▶ [The request]:
Extract the full listing verbatim and drop any pictures from your copy.

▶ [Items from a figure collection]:
· · ·

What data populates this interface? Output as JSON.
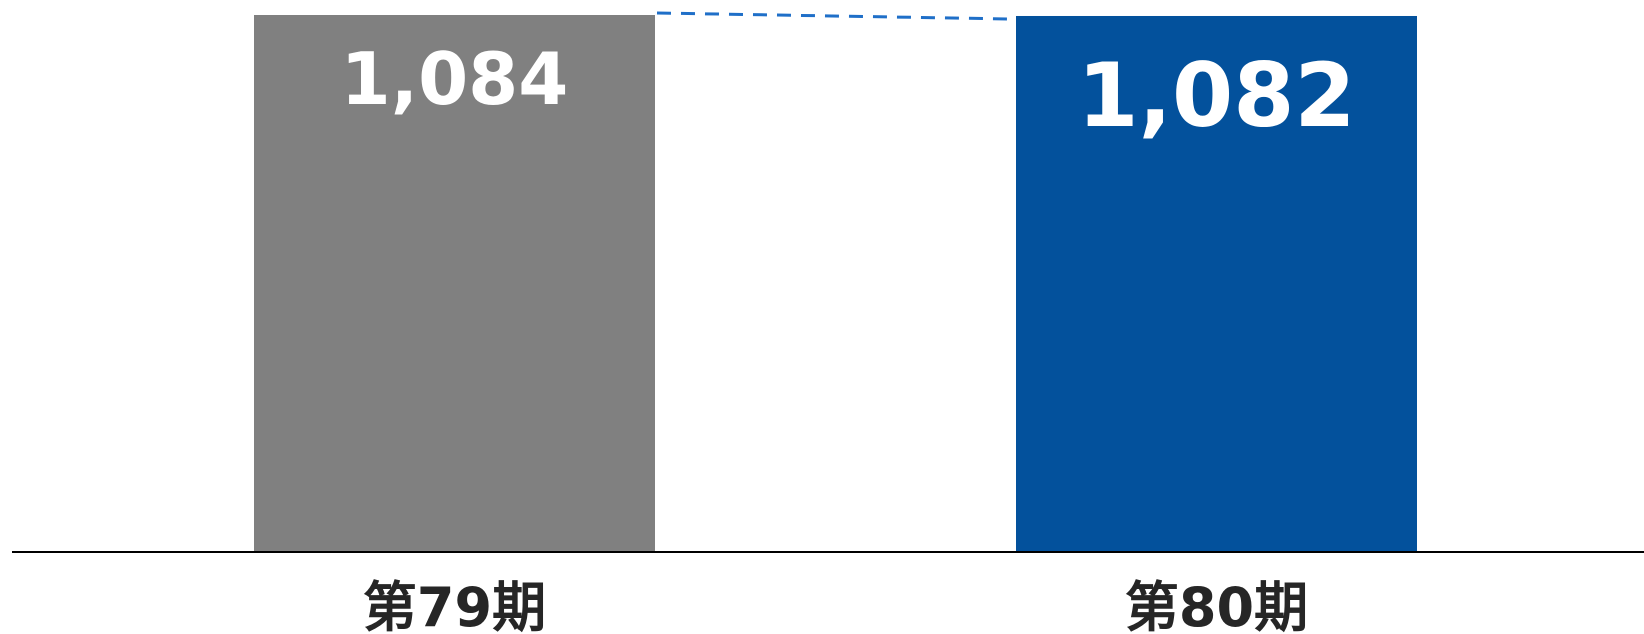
{
  "chart_data": {
    "type": "bar",
    "categories": [
      "第79期",
      "第80期"
    ],
    "values": [
      1084,
      1082
    ],
    "value_labels": [
      "1,084",
      "1,082"
    ],
    "colors": {
      "bar_79": "#808080",
      "bar_80": "#03519C",
      "connector": "#1F6FC8",
      "axis": "#000000",
      "value_text": "#FFFFFF",
      "category_text": "#262626"
    },
    "connector_style": "dashed",
    "grid": false,
    "legend": "none"
  }
}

· · ·

▶ [Correct result]:
What data populates this interface? Output as JSON.
{
  "chart_data": {
    "type": "bar",
    "categories": [
      "第79期",
      "第80期"
    ],
    "values": [
      1084,
      1082
    ],
    "value_labels": [
      "1,084",
      "1,082"
    ],
    "colors": {
      "bar_79": "#808080",
      "bar_80": "#03519C",
      "connector": "#1F6FC8",
      "axis": "#000000",
      "value_text": "#FFFFFF",
      "category_text": "#262626"
    },
    "connector_style": "dashed",
    "grid": false,
    "legend": "none"
  }
}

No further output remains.